AIM: Your task is to gather the lines below that hold the string "tous".

SUPPLIED RECORDS:
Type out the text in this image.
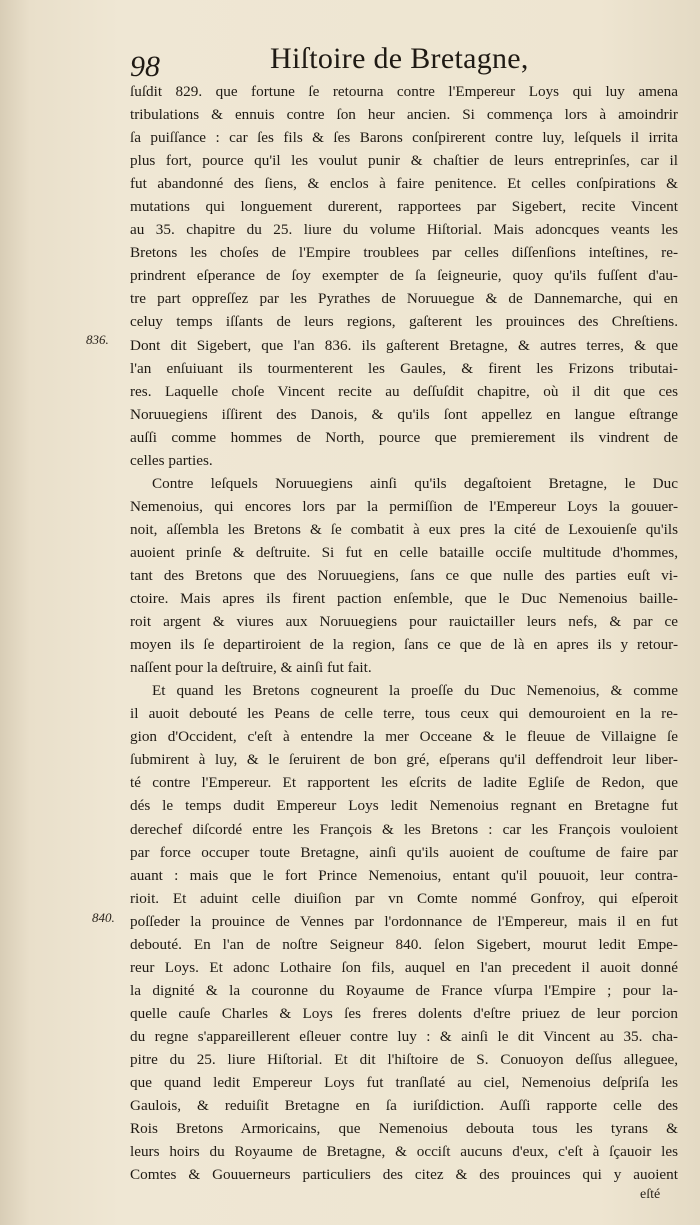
98	Hiſtoire de Bretagne,
836.
840.
ſuſdit 829. que fortune ſe retourna contre l'Empereur Loys qui luy amena
tribulations & ennuis contre ſon heur ancien. Si commença lors à amoindrir
ſa puiſſance : car ſes fils & ſes Barons conſpirerent contre luy, leſquels il irrita
plus fort, pource qu'il les voulut punir & chaſtier de leurs entreprinſes, car il
fut abandonné des ſiens, & enclos à faire penitence. Et celles conſpirations &
mutations qui longuement durerent, rapportees par Sigebert, recite Vincent
au 35. chapitre du 25. liure du volume Hiſtorial. Mais adoncques veants les
Bretons les choſes de l'Empire troublees par celles diſſenſions inteſtines, re-
prindrent eſperance de ſoy exempter de ſa ſeigneurie, quoy qu'ils fuſſent d'au-
tre part oppreſſez par les Pyrathes de Noruuegue & de Dannemarche, qui en
celuy temps iſſants de leurs regions, gaſterent les prouinces des Chreſtiens.
Dont dit Sigebert, que l'an 836. ils gaſterent Bretagne, & autres terres, & que
l'an enſuiuant ils tourmenterent les Gaules, & firent les Frizons tributai-
res. Laquelle choſe Vincent recite au deſſuſdit chapitre, où il dit que ces
Noruuegiens iſſirent des Danois, & qu'ils ſont appellez en langue eſtrange
auſſi comme hommes de North, pource que premierement ils vindrent de
celles parties.
Contre leſquels Noruuegiens ainſi qu'ils degaſtoient Bretagne, le Duc
Nemenoius, qui encores lors par la permiſſion de l'Empereur Loys la gouuer-
noit, aſſembla les Bretons & ſe combatit à eux pres la cité de Lexouienſe qu'ils
auoient prinſe & deſtruite. Si fut en celle bataille occiſe multitude d'hommes,
tant des Bretons que des Noruuegiens, ſans ce que nulle des parties euſt vi-
ctoire. Mais apres ils firent paction enſemble, que le Duc Nemenoius baille-
roit argent & viures aux Noruuegiens pour rauictailler leurs nefs, & par ce
moyen ils ſe departiroient de la region, ſans ce que de là en apres ils y retour-
naſſent pour la deſtruire, & ainſi fut fait.
Et quand les Bretons cogneurent la proeſſe du Duc Nemenoius, & comme
il auoit debouté les Peans de celle terre, tous ceux qui demouroient en la re-
gion d'Occident, c'eſt à entendre la mer Occeane & le fleuue de Villaigne ſe
ſubmirent à luy, & le ſeruirent de bon gré, eſperans qu'il deffendroit leur liber-
té contre l'Empereur. Et rapportent les eſcrits de ladite Egliſe de Redon, que
dés le temps dudit Empereur Loys ledit Nemenoius regnant en Bretagne fut
derechef diſcordé entre les François & les Bretons : car les François vouloient
par force occuper toute Bretagne, ainſi qu'ils auoient de couſtume de faire par
auant : mais que le fort Prince Nemenoius, entant qu'il pouuoit, leur contra-
rioit. Et aduint celle diuiſion par vn Comte nommé Gonfroy, qui eſperoit
poſſeder la prouince de Vennes par l'ordonnance de l'Empereur, mais il en fut
debouté. En l'an de noſtre Seigneur 840. ſelon Sigebert, mourut ledit Empe-
reur Loys. Et adonc Lothaire ſon fils, auquel en l'an precedent il auoit donné
la dignité & la couronne du Royaume de France vſurpa l'Empire ; pour la-
quelle cauſe Charles & Loys ſes freres dolents d'eſtre priuez de leur porcion
du regne s'appareillerent eſleuer contre luy : & ainſi le dit Vincent au 35. cha-
pitre du 25. liure Hiſtorial. Et dit l'hiſtoire de S. Conuoyon deſſus alleguee,
que quand ledit Empereur Loys fut tranſlaté au ciel, Nemenoius deſpriſa les
Gaulois, & reduiſit Bretagne en ſa iuriſdiction. Auſſi rapporte celle des
Rois Bretons Armoricains, que Nemenoius debouta tous les tyrans &
leurs hoirs du Royaume de Bretagne, & occiſt aucuns d'eux, c'eſt à ſçauoir les
Comtes & Gouuerneurs particuliers des citez & des prouinces qui y auoient
eſté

WRITTEN RESPONSE:
il auoit debouté les Peans de celle terre, tous ceux qui demouroient en la re-
Rois Bretons Armoricains, que Nemenoius debouta tous les tyrans &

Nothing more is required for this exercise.